Vance visits the US-Mexico border to tout Trump’s immigration crackdown

Vance visits the US-Mexico border to tout Trump’s immigration crackdown
  • Vance will be joined in Eagle Pass, Texas, by Defense Secretary Pete Hegseth and Director of National Intelligence Tulsi Gabbard
  • The White House says Vance is set to tour the border, hold a roundtable with local, state, and federal officials and visit a detention facility

TEXAS: Vice President JD Vance is visiting the US-Mexico border on Wednesday to highlight the tougher immigration policies that the White House says has led to dramatically fewer arrests for illegal crossings since Donald Trump began his second term.
Vance will be joined in Eagle Pass, Texas, by Defense Secretary Pete Hegseth and Director of National Intelligence Tulsi Gabbard as the highest-ranking members of Trump’s Republican administration to visit the southern border.
The White House says Vance is set to tour the border, hold a roundtable with local, state, and federal officials and visit a detention facility. State authorities and local activists say Vance’s itinerary also likely includes a visit to Shelby Park, a municipal greenspace along the Rio Grande that Republican Gov. Greg Abbott seized from federal authorities last year in a feud with the Biden administration. Abbott accused that administration of not doing enough to curb illegal crossings.
“Border security is national security,” Hegseth told Fox News before the trip. He added, “We’re sending those folks home, and we’re not letting more in. And you’re seeing that right now.”
Trump made a crackdown on immigration a centerpiece of his reelection campaign, pledging to halt the tide of migrants entering the US and stop the flow of fentanyl crossing the border. As part of that effort, he imposed 25 percent tariffs on imports from Mexico and Canada, saying neither is doing enough to address drug trafficking and illegal immigration.
“They are now strongly embedded in our country. But we are getting them out and getting them out fast,” Trump said of migrants living in the US illegally as he delivered an address to a joint session of Congress on Tuesday night.
Although Trump has not made a trip to the border since Inauguration Day, the visit of three of his top officials is evidence of the scope of his administration’s focus on the issue. He has tasked agencies across the federal government with working to overhaul border and immigration policy, moving well beyond the Department of Homeland Security, the traditional home of most such functions.
Arrests for illegal border crossings from Mexico plummeted 39 percent in January from a month earlier, though they’ve been falling sharply since well before Trump took office on Jan. 20 from an all-time high of 250,000 in December 2023. Since then, Mexican authorities increased enforcement within their own borders and President Joe Biden, a Democrat, introduced severe asylum restrictions early last summer.

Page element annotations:
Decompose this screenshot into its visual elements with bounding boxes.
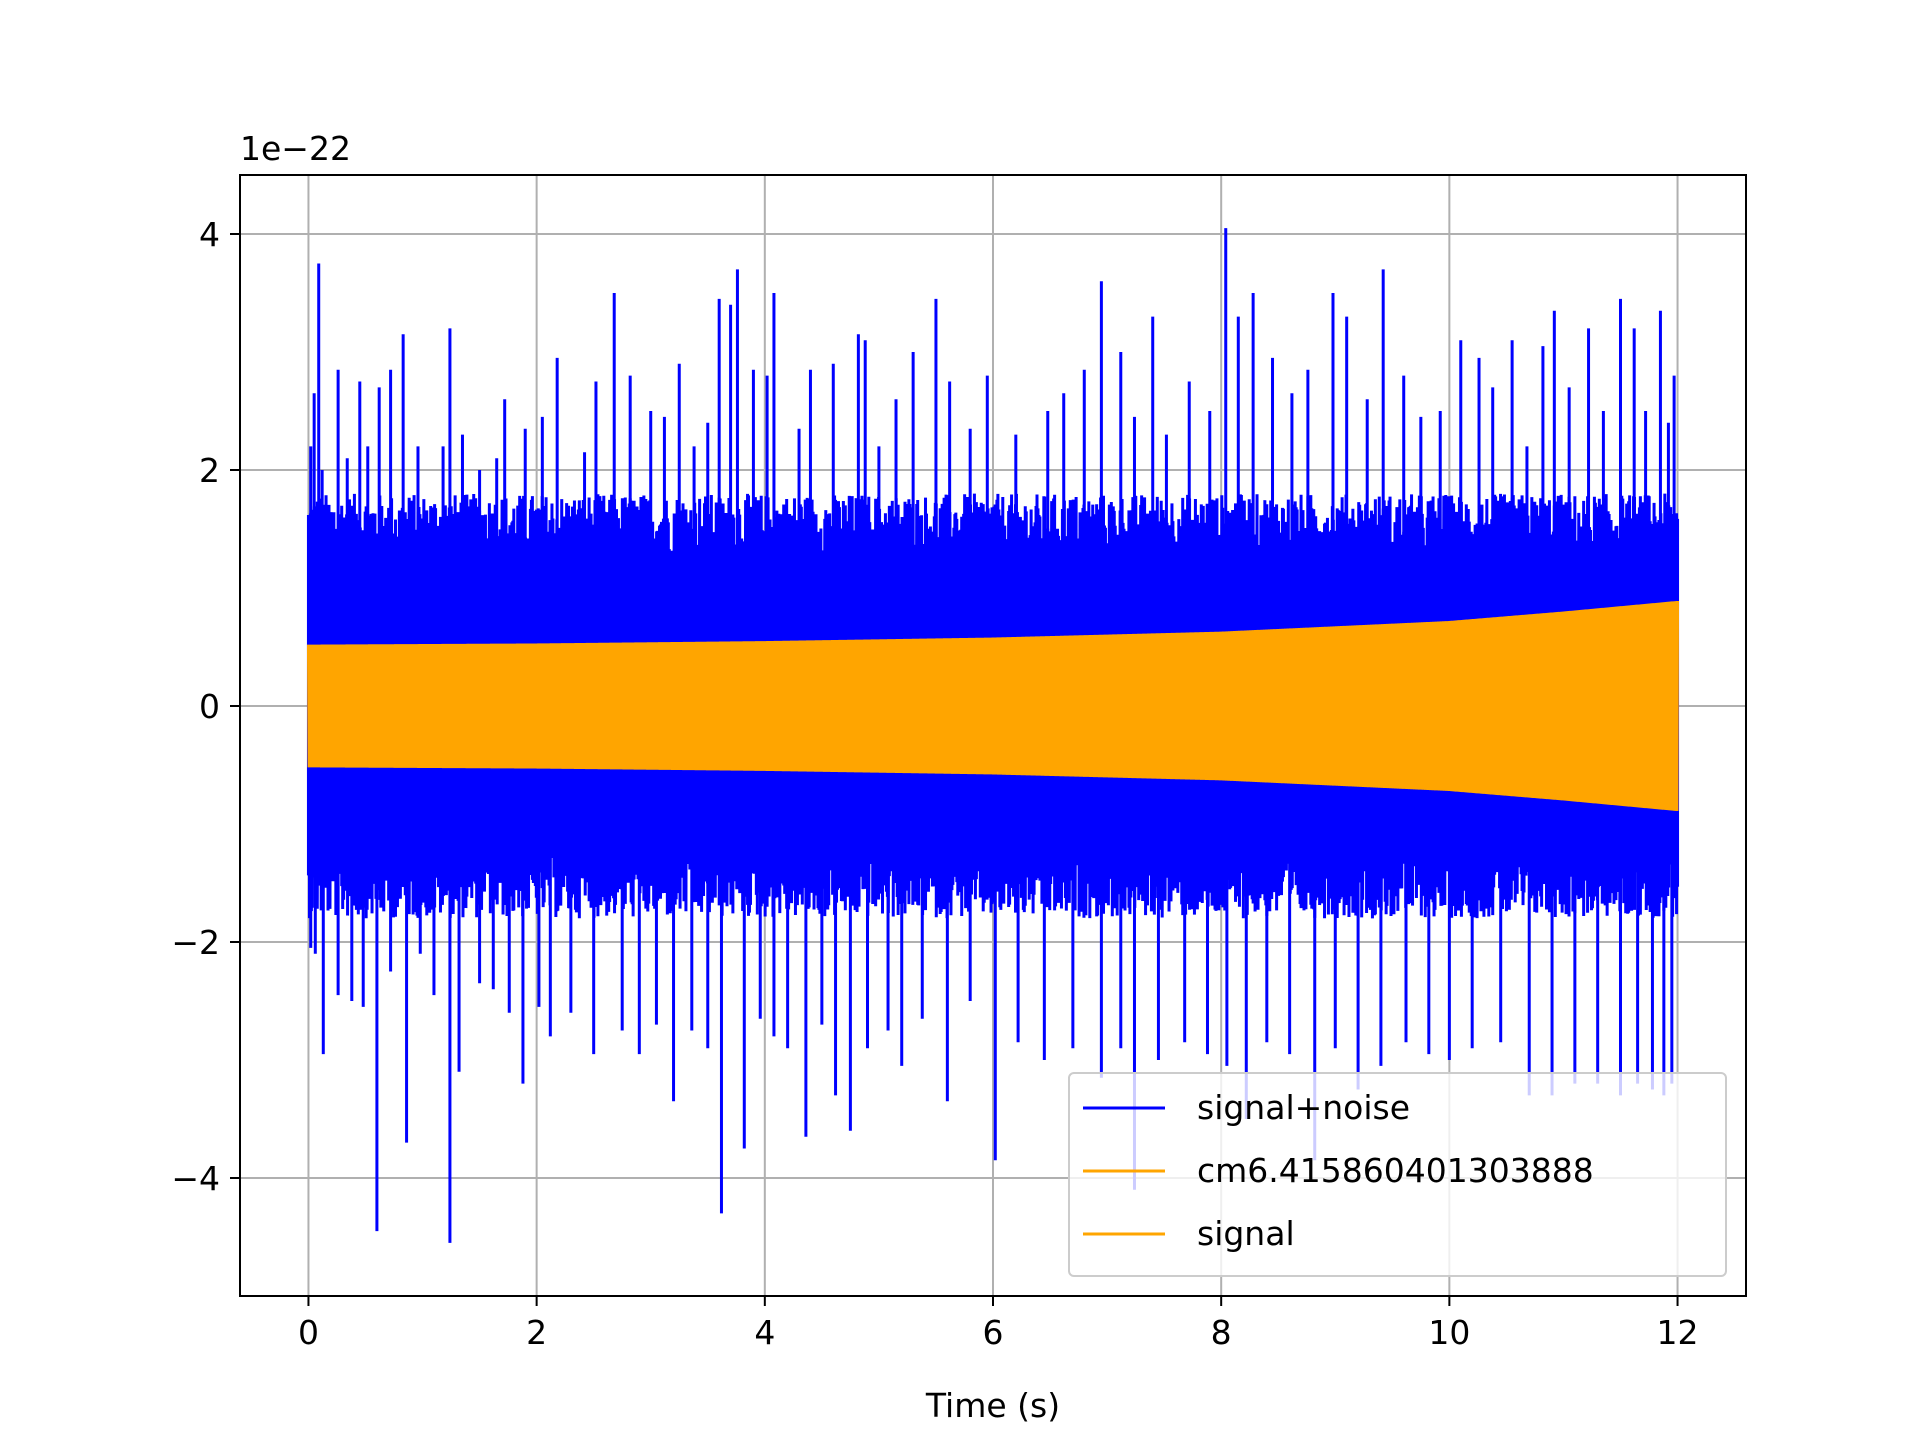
y-offset-label: 1e−22 xyxy=(240,129,351,168)
signal-trace xyxy=(306,600,1680,811)
legend-label-cm: cm6.415860401303888 xyxy=(1197,1151,1594,1190)
x-tick-label: 6 xyxy=(983,1313,1004,1352)
legend: signal+noise cm6.415860401303888 signal xyxy=(1068,1072,1727,1277)
y-tick-label: 0 xyxy=(199,687,220,726)
x-tick-label: 0 xyxy=(298,1313,319,1352)
x-tick-label: 8 xyxy=(1211,1313,1232,1352)
x-tick-label: 12 xyxy=(1657,1313,1699,1352)
y-tick-label: 4 xyxy=(199,215,220,254)
plot-series xyxy=(306,228,1680,1243)
x-tick-label: 4 xyxy=(754,1313,775,1352)
x-axis-label: Time (s) xyxy=(925,1386,1060,1425)
y-tick-label: −2 xyxy=(171,923,220,962)
legend-label-signal: signal xyxy=(1197,1214,1295,1253)
legend-label-signal-noise: signal+noise xyxy=(1197,1088,1410,1127)
y-tick-label: 2 xyxy=(199,451,220,490)
x-tick-label: 2 xyxy=(526,1313,547,1352)
series-signal xyxy=(306,600,1680,811)
x-tick-label: 10 xyxy=(1428,1313,1470,1352)
axis-ticks: 0 2 4 6 8 10 12 −4 −2 0 2 4 xyxy=(171,215,1698,1352)
legend-box xyxy=(1068,1072,1727,1277)
y-tick-label: −4 xyxy=(171,1159,220,1198)
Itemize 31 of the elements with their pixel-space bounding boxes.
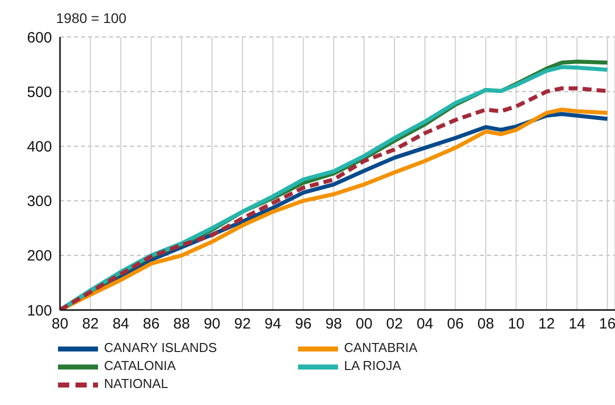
- x-tick-label: 98: [325, 316, 342, 333]
- legend-label: CANARY ISLANDS: [104, 340, 217, 355]
- y-tick-label: 100: [26, 302, 52, 320]
- y-tick-label: 600: [26, 29, 52, 46]
- y-tick-label: 500: [26, 84, 52, 101]
- x-tick-label: 00: [356, 316, 372, 333]
- x-tick-label: 14: [568, 316, 586, 333]
- x-tick-label: 04: [416, 316, 434, 333]
- x-tick-label: 92: [234, 316, 251, 333]
- x-tick-label: 88: [173, 316, 190, 333]
- legend-label: CATALONIA: [104, 358, 176, 373]
- y-axis-title: 1980 = 100: [56, 10, 126, 26]
- x-tick-label: 82: [82, 316, 99, 333]
- legend-label: CANTABRIA: [344, 340, 418, 355]
- legend-label: LA RIOJA: [344, 358, 402, 373]
- x-tick-label: 94: [264, 316, 282, 333]
- x-tick-label: 80: [52, 316, 68, 333]
- x-tick-label: 06: [447, 316, 464, 333]
- x-tick-label: 16: [599, 316, 615, 333]
- y-tick-label: 300: [26, 193, 52, 210]
- x-tick-label: 08: [477, 316, 494, 333]
- x-tick-label: 90: [204, 316, 220, 333]
- x-tick-label: 84: [112, 316, 130, 333]
- y-tick-label: 200: [26, 248, 52, 265]
- x-tick-label: 02: [386, 316, 403, 333]
- x-tick-label: 12: [538, 316, 555, 333]
- x-tick-label: 86: [142, 316, 160, 333]
- x-tick-label: 10: [508, 316, 525, 333]
- legend-label: NATIONAL: [104, 376, 168, 391]
- y-tick-label: 400: [26, 138, 52, 156]
- x-tick-label: 96: [294, 316, 312, 333]
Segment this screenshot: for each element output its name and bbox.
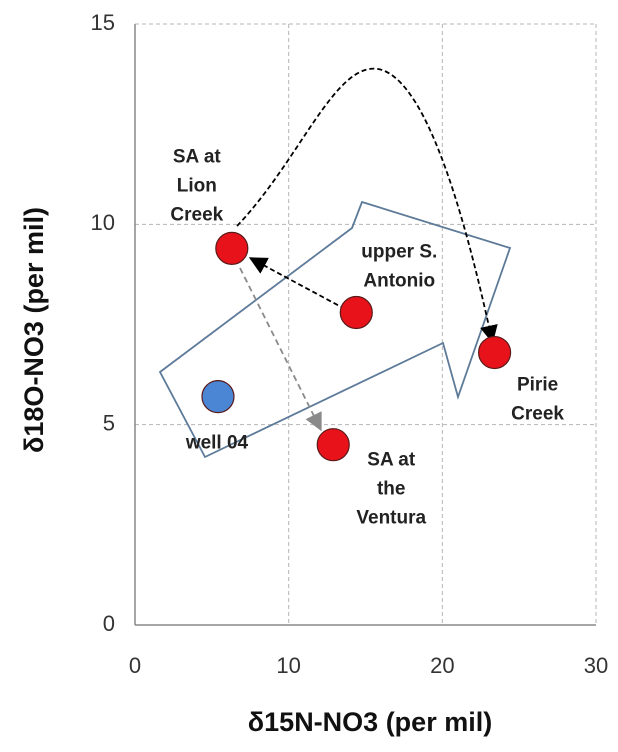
dashed-arrow xyxy=(239,267,322,432)
y-tick-label: 5 xyxy=(103,410,115,435)
y-tick-label: 0 xyxy=(103,611,115,636)
point-label: Lion xyxy=(177,175,217,196)
point-label: Creek xyxy=(511,404,564,425)
point-label: Creek xyxy=(170,204,223,225)
x-axis-label: δ15N-NO3 (per mil) xyxy=(248,707,492,737)
x-tick-label: 10 xyxy=(276,653,300,678)
trend-arrow-shape xyxy=(158,200,512,459)
point-label: SA at xyxy=(367,450,416,471)
x-tick-label: 20 xyxy=(430,653,454,678)
y-tick-label: 15 xyxy=(91,10,115,35)
data-point xyxy=(215,231,249,265)
point-label: Ventura xyxy=(356,508,426,529)
dashed-arrow xyxy=(248,257,346,310)
point-label: well 04 xyxy=(185,433,249,454)
y-tick-label: 10 xyxy=(91,210,115,235)
data-point xyxy=(339,295,373,330)
point-label: the xyxy=(377,479,406,500)
grid xyxy=(134,23,597,626)
point-label: Pirie xyxy=(517,375,558,396)
data-point xyxy=(201,380,235,414)
point-label: SA at xyxy=(173,146,222,167)
y-axis-label: δ18O-NO3 (per mil) xyxy=(19,207,49,453)
point-label: upper S. xyxy=(361,241,437,262)
data-point xyxy=(477,335,512,370)
dashed-curve xyxy=(236,67,498,344)
point-label: Antonio xyxy=(363,270,435,291)
x-tick-label: 0 xyxy=(129,653,141,678)
x-tick-label: 30 xyxy=(584,653,608,678)
data-point xyxy=(316,428,350,462)
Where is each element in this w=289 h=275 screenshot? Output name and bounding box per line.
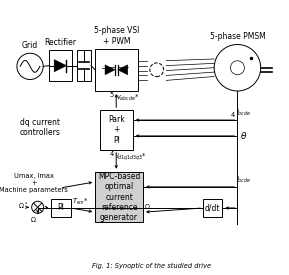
Text: $\theta$: $\theta$ — [240, 130, 247, 141]
Text: 4: 4 — [230, 112, 235, 118]
Bar — [95, 49, 138, 91]
Bar — [203, 199, 223, 217]
Text: Fig. 1: Synoptic of the studied drive: Fig. 1: Synoptic of the studied drive — [92, 263, 211, 269]
Text: 5-phase PMSM: 5-phase PMSM — [210, 32, 265, 41]
Text: 5-phase VSI
+ PWM: 5-phase VSI + PWM — [94, 26, 139, 46]
Bar — [49, 50, 72, 81]
Text: $i_{d1q1d3q3}$*: $i_{d1q1d3q3}$* — [116, 151, 147, 163]
Text: Rectifier: Rectifier — [44, 38, 76, 47]
Text: $v_{abcde}$*: $v_{abcde}$* — [116, 92, 140, 103]
Text: Grid: Grid — [22, 41, 38, 50]
Bar — [95, 172, 143, 222]
Text: $T_{em}$*: $T_{em}$* — [72, 196, 89, 207]
Text: $i_{bcde}$: $i_{bcde}$ — [236, 108, 251, 118]
Text: $\Omega$: $\Omega$ — [144, 202, 151, 211]
Text: $\Omega^*$: $\Omega^*$ — [18, 200, 28, 211]
Polygon shape — [118, 65, 128, 75]
Text: d/dt: d/dt — [205, 204, 221, 213]
Text: Park
+
PI: Park + PI — [108, 115, 125, 145]
Polygon shape — [105, 65, 115, 75]
Text: Umax, Imax
+
Machine parameters: Umax, Imax + Machine parameters — [0, 173, 68, 193]
Text: $\Omega$: $\Omega$ — [30, 215, 36, 224]
Text: dq current
controllers: dq current controllers — [20, 117, 61, 137]
Text: PI: PI — [58, 204, 64, 213]
Text: 5: 5 — [109, 92, 114, 98]
Text: MPC-based
optimal
current
reference
generator: MPC-based optimal current reference gene… — [98, 172, 140, 222]
Polygon shape — [54, 60, 66, 72]
Bar — [100, 110, 133, 150]
Text: $i_{bcde}$: $i_{bcde}$ — [236, 175, 251, 185]
Bar — [77, 50, 91, 81]
Bar — [51, 199, 71, 217]
Text: 4: 4 — [109, 151, 114, 157]
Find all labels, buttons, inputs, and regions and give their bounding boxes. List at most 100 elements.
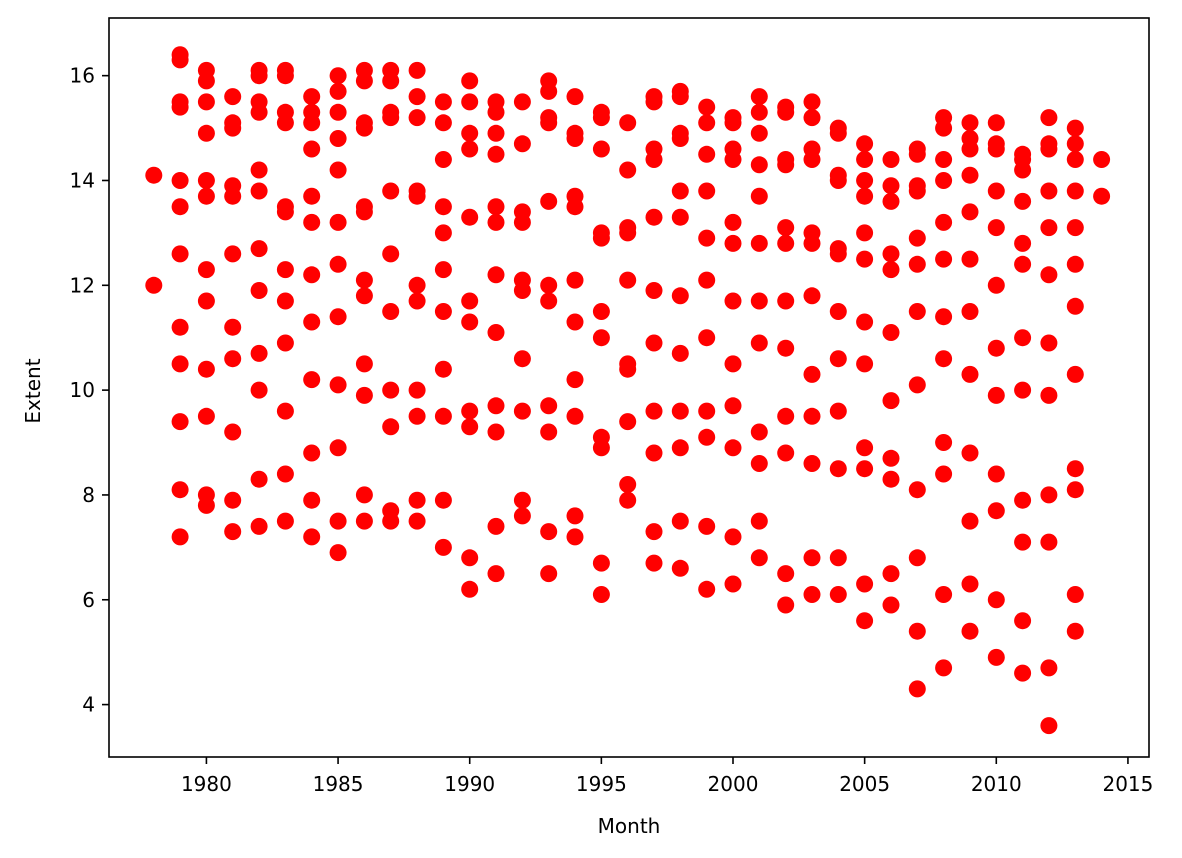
data-point [882, 151, 900, 168]
data-point [408, 512, 426, 530]
data-point [961, 575, 979, 593]
data-point [829, 172, 847, 189]
data-point [987, 386, 1005, 404]
data-point [1040, 140, 1058, 158]
data-point [698, 271, 716, 289]
data-point [856, 575, 874, 593]
y-tick-label: 6 [82, 588, 95, 612]
data-point [329, 213, 347, 231]
data-point [276, 402, 294, 420]
data-point [592, 439, 610, 457]
data-point [540, 192, 558, 210]
data-point [961, 365, 979, 383]
data-point [619, 114, 637, 132]
data-point [408, 109, 426, 127]
data-point [777, 407, 795, 425]
data-point [276, 465, 294, 483]
data-point [303, 187, 321, 205]
data-point [197, 187, 215, 205]
data-point [698, 329, 716, 347]
data-point [829, 124, 847, 142]
data-point [698, 114, 716, 132]
data-point [829, 549, 847, 567]
data-point [671, 88, 689, 106]
data-point [1066, 460, 1084, 478]
data-point [355, 119, 373, 137]
data-point [540, 292, 558, 310]
data-point [434, 360, 452, 378]
data-point [777, 234, 795, 252]
x-axis-label: Month [598, 814, 661, 838]
data-point [355, 512, 373, 530]
data-point [1066, 365, 1084, 383]
data-point [434, 114, 452, 132]
data-point [1040, 486, 1058, 504]
data-point [329, 376, 347, 394]
data-point [171, 318, 189, 336]
data-point [197, 496, 215, 514]
data-point [908, 549, 926, 567]
data-point [250, 67, 268, 85]
data-point [619, 413, 637, 431]
data-point [1066, 151, 1084, 168]
data-point [935, 119, 953, 137]
data-point [224, 88, 242, 106]
data-point [961, 114, 979, 132]
data-point [513, 213, 531, 231]
data-point [724, 234, 742, 252]
points-layer [145, 46, 1111, 735]
x-tick-label: 2000 [708, 772, 759, 796]
data-point [987, 219, 1005, 237]
data-point [750, 455, 768, 472]
data-point [303, 140, 321, 158]
data-point [408, 187, 426, 205]
data-point [355, 287, 373, 305]
data-point [434, 261, 452, 279]
data-point [750, 124, 768, 142]
data-point [461, 72, 479, 90]
x-tick-label: 1985 [313, 772, 364, 796]
data-point [355, 271, 373, 289]
data-point [1066, 135, 1084, 153]
data-point [777, 156, 795, 174]
data-point [329, 67, 347, 85]
data-point [461, 549, 479, 567]
data-point [908, 622, 926, 640]
data-point [987, 182, 1005, 200]
data-point [750, 423, 768, 441]
data-point [382, 303, 400, 320]
data-point [829, 245, 847, 263]
data-point [724, 292, 742, 310]
data-point [671, 208, 689, 226]
data-point [803, 287, 821, 305]
data-point [487, 324, 505, 341]
data-point [1066, 219, 1084, 237]
data-point [829, 460, 847, 478]
data-point [882, 261, 900, 279]
data-point [803, 549, 821, 567]
data-point [382, 381, 400, 399]
data-point [750, 512, 768, 530]
data-point [171, 198, 189, 216]
x-tick-label: 1995 [576, 772, 627, 796]
data-point [987, 339, 1005, 357]
data-point [645, 523, 663, 541]
data-point [276, 334, 294, 352]
data-point [856, 172, 874, 189]
data-point [487, 198, 505, 216]
data-point [592, 109, 610, 127]
data-point [724, 575, 742, 593]
x-axis: 1980 1985 1990 1995 2000 2005 2010 2015 [181, 757, 1153, 796]
data-point [961, 512, 979, 530]
data-point [145, 166, 163, 184]
data-point [724, 213, 742, 231]
data-point [671, 182, 689, 200]
data-point [671, 344, 689, 362]
data-point [856, 224, 874, 242]
data-point [829, 350, 847, 368]
data-point [645, 93, 663, 111]
data-point [461, 313, 479, 331]
data-point [961, 303, 979, 320]
data-point [171, 413, 189, 431]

### Job 1
List every person named in the article about Vance's border visit.
### Job 2
Continue the article about Vance's border visit from the point where it stops.

### Exercise output 1
JD Vance, Pete Hegseth, Tulsi Gabbard, Donald Trump, Greg Abbott, Joe Biden

### Exercise output 2
The Trump administration has showcased its new initiatives, including putting shackled immigrants on US military planes for deportation fights and sending some to the US lockup at Guantanamo Bay in Cuba. It has also expanded federal agents’ arrests of people in the US illegally and abandoned programs that gave some permission to stay.
Trump border czar Tom Homan said migrants with criminal records have been prioritized in early efforts to round up and deport people in the US illegally, but he added of other migrants, “If you’re in the county illegally, you’re not off the table.”
“When we find the bad guy, many times they’re with others, others who aren’t a criminal priority, but were in the country illegally,” Homan told reporters outside the White House on Tuesday. “They’re coming, too.”
Since Trump’s second term began, about 6,500 new active duty forces have been ordered to deploy to the southern border. Before that, there were about 2,500 troops already there, largely National Guard troops on active duty orders, along with a couple of hundred active duty aviation forces.
Of those being mobilized, many are still only preparing to go. Last weekend, Hegseth approved orders to send a large portion of an Army Stryker brigade and a general support aviation battalion to the border. Totaling about 3,000 troops, they are expected to deploy in the coming weeks.
Troops are responsible for detection and monitoring along the border but don’t interact with migrants attempting to illegally cross. Instead, they alert border agents, who then take the migrants into custody.
Biden tasked Vice President Kamala Harris with tackling the root causes of immigration during his administration, seeking to zero in on why so many migrants, particularly from Central America, were leaving their homelands and coming to the US seeking asylum or trying to make it into the county illegally.
Harris made her first visit to the border in June 2021, about 3 1/2 months deeper into Biden’s term than Vance’s trip in the opening weeks of Trump’s second term. Trump has routinely joked that Harris was in charge of immigration policy but didn’t visit the border or even maintain close phone contact with federal officials.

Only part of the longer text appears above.